BEGIN EXTRACTED MATERIAL

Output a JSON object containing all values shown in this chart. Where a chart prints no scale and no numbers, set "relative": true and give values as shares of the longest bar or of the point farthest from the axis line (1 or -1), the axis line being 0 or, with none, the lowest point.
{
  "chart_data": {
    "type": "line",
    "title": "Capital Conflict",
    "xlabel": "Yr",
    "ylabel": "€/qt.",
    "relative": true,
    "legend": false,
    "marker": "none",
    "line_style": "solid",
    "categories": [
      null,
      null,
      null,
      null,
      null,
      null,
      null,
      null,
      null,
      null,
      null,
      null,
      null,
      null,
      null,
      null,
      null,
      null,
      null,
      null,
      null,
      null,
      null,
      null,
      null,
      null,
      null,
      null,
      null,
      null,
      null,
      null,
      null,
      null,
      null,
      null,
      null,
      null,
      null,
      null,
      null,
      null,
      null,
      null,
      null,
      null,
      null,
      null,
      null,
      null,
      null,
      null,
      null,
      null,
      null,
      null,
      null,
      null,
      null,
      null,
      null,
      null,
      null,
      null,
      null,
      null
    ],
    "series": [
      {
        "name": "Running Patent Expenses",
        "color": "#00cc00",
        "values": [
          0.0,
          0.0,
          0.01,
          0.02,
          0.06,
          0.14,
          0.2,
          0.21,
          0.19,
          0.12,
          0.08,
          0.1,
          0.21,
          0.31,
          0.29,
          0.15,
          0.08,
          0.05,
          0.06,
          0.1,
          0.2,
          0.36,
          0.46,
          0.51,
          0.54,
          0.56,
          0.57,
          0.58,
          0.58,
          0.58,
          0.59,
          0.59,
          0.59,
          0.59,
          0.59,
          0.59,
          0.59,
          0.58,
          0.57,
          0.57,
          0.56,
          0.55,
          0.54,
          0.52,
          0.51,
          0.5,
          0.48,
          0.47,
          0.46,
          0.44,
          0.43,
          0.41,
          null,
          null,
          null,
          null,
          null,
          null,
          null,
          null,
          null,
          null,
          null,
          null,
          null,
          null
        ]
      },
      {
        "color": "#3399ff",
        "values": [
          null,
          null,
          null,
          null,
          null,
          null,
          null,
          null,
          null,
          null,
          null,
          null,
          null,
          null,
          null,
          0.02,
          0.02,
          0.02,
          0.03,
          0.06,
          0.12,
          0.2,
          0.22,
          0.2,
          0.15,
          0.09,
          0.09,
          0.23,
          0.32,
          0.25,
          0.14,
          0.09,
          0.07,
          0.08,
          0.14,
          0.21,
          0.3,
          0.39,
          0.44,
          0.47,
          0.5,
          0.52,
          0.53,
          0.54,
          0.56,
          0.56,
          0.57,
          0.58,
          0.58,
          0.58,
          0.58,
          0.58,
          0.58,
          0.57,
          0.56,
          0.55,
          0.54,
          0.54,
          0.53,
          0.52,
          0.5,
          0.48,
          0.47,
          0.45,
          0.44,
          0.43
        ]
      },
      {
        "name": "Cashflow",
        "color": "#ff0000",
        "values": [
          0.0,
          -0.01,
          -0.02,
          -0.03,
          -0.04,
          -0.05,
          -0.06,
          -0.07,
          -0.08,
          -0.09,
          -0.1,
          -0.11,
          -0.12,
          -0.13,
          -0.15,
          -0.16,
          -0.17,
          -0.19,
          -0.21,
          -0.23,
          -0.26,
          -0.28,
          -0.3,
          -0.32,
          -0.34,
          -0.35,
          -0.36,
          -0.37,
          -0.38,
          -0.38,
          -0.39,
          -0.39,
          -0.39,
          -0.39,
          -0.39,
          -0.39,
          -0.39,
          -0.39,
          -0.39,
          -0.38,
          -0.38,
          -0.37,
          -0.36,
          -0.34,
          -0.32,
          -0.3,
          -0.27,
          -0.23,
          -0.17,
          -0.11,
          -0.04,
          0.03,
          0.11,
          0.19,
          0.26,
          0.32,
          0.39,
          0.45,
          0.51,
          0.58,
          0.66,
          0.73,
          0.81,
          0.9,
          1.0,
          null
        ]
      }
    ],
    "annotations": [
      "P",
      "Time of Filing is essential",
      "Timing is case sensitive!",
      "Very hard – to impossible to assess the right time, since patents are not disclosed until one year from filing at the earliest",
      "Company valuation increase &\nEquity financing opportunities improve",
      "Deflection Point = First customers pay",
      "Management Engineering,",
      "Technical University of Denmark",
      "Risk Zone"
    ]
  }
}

END EXTRACTED MATERIAL

GOAL: Return all of the entries word for word.

OUTPUT FOR THIS EXERCISE:
Output a JSON object containing all values shown in this chart. Where a chart prints no scale and no numbers, set "relative": true and give values as shares of the longest bar or of the point farthest from the axis line (1 or -1), the axis line being 0 or, with none, the lowest point.
{
  "chart_data": {
    "type": "line",
    "title": "Capital Conflict",
    "xlabel": "Yr",
    "ylabel": "€/qt.",
    "relative": true,
    "legend": false,
    "marker": "none",
    "line_style": "solid",
    "categories": [
      null,
      null,
      null,
      null,
      null,
      null,
      null,
      null,
      null,
      null,
      null,
      null,
      null,
      null,
      null,
      null,
      null,
      null,
      null,
      null,
      null,
      null,
      null,
      null,
      null,
      null,
      null,
      null,
      null,
      null,
      null,
      null,
      null,
      null,
      null,
      null,
      null,
      null,
      null,
      null,
      null,
      null,
      null,
      null,
      null,
      null,
      null,
      null,
      null,
      null,
      null,
      null,
      null,
      null,
      null,
      null,
      null,
      null,
      null,
      null,
      null,
      null,
      null,
      null,
      null,
      null
    ],
    "series": [
      {
        "name": "Running Patent Expenses",
        "color": "#00cc00",
        "values": [
          0.0,
          0.0,
          0.01,
          0.02,
          0.06,
          0.14,
          0.2,
          0.21,
          0.19,
          0.12,
          0.08,
          0.1,
          0.21,
          0.31,
          0.29,
          0.15,
          0.08,
          0.05,
          0.06,
          0.1,
          0.2,
          0.36,
          0.46,
          0.51,
          0.54,
          0.56,
          0.57,
          0.58,
          0.58,
          0.58,
          0.59,
          0.59,
          0.59,
          0.59,
          0.59,
          0.59,
          0.59,
          0.58,
          0.57,
          0.57,
          0.56,
          0.55,
          0.54,
          0.52,
          0.51,
          0.5,
          0.48,
          0.47,
          0.46,
          0.44,
          0.43,
          0.41,
          null,
          null,
          null,
          null,
          null,
          null,
          null,
          null,
          null,
          null,
          null,
          null,
          null,
          null
        ]
      },
      {
        "color": "#3399ff",
        "values": [
          null,
          null,
          null,
          null,
          null,
          null,
          null,
          null,
          null,
          null,
          null,
          null,
          null,
          null,
          null,
          0.02,
          0.02,
          0.02,
          0.03,
          0.06,
          0.12,
          0.2,
          0.22,
          0.2,
          0.15,
          0.09,
          0.09,
          0.23,
          0.32,
          0.25,
          0.14,
          0.09,
          0.07,
          0.08,
          0.14,
          0.21,
          0.3,
          0.39,
          0.44,
          0.47,
          0.5,
          0.52,
          0.53,
          0.54,
          0.56,
          0.56,
          0.57,
          0.58,
          0.58,
          0.58,
          0.58,
          0.58,
          0.58,
          0.57,
          0.56,
          0.55,
          0.54,
          0.54,
          0.53,
          0.52,
          0.5,
          0.48,
          0.47,
          0.45,
          0.44,
          0.43
        ]
      },
      {
        "name": "Cashflow",
        "color": "#ff0000",
        "values": [
          0.0,
          -0.01,
          -0.02,
          -0.03,
          -0.04,
          -0.05,
          -0.06,
          -0.07,
          -0.08,
          -0.09,
          -0.1,
          -0.11,
          -0.12,
          -0.13,
          -0.15,
          -0.16,
          -0.17,
          -0.19,
          -0.21,
          -0.23,
          -0.26,
          -0.28,
          -0.3,
          -0.32,
          -0.34,
          -0.35,
          -0.36,
          -0.37,
          -0.38,
          -0.38,
          -0.39,
          -0.39,
          -0.39,
          -0.39,
          -0.39,
          -0.39,
          -0.39,
          -0.39,
          -0.39,
          -0.38,
          -0.38,
          -0.37,
          -0.36,
          -0.34,
          -0.32,
          -0.3,
          -0.27,
          -0.23,
          -0.17,
          -0.11,
          -0.04,
          0.03,
          0.11,
          0.19,
          0.26,
          0.32,
          0.39,
          0.45,
          0.51,
          0.58,
          0.66,
          0.73,
          0.81,
          0.9,
          1.0,
          null
        ]
      }
    ],
    "annotations": [
      "P",
      "Time of Filing is essential",
      "Timing is case sensitive!",
      "Very hard – to impossible to assess the right time, since patents are not disclosed until one year from filing at the earliest",
      "Company valuation increase &\nEquity financing opportunities improve",
      "Deflection Point = First customers pay",
      "Management Engineering,",
      "Technical University of Denmark",
      "Risk Zone"
    ]
  }
}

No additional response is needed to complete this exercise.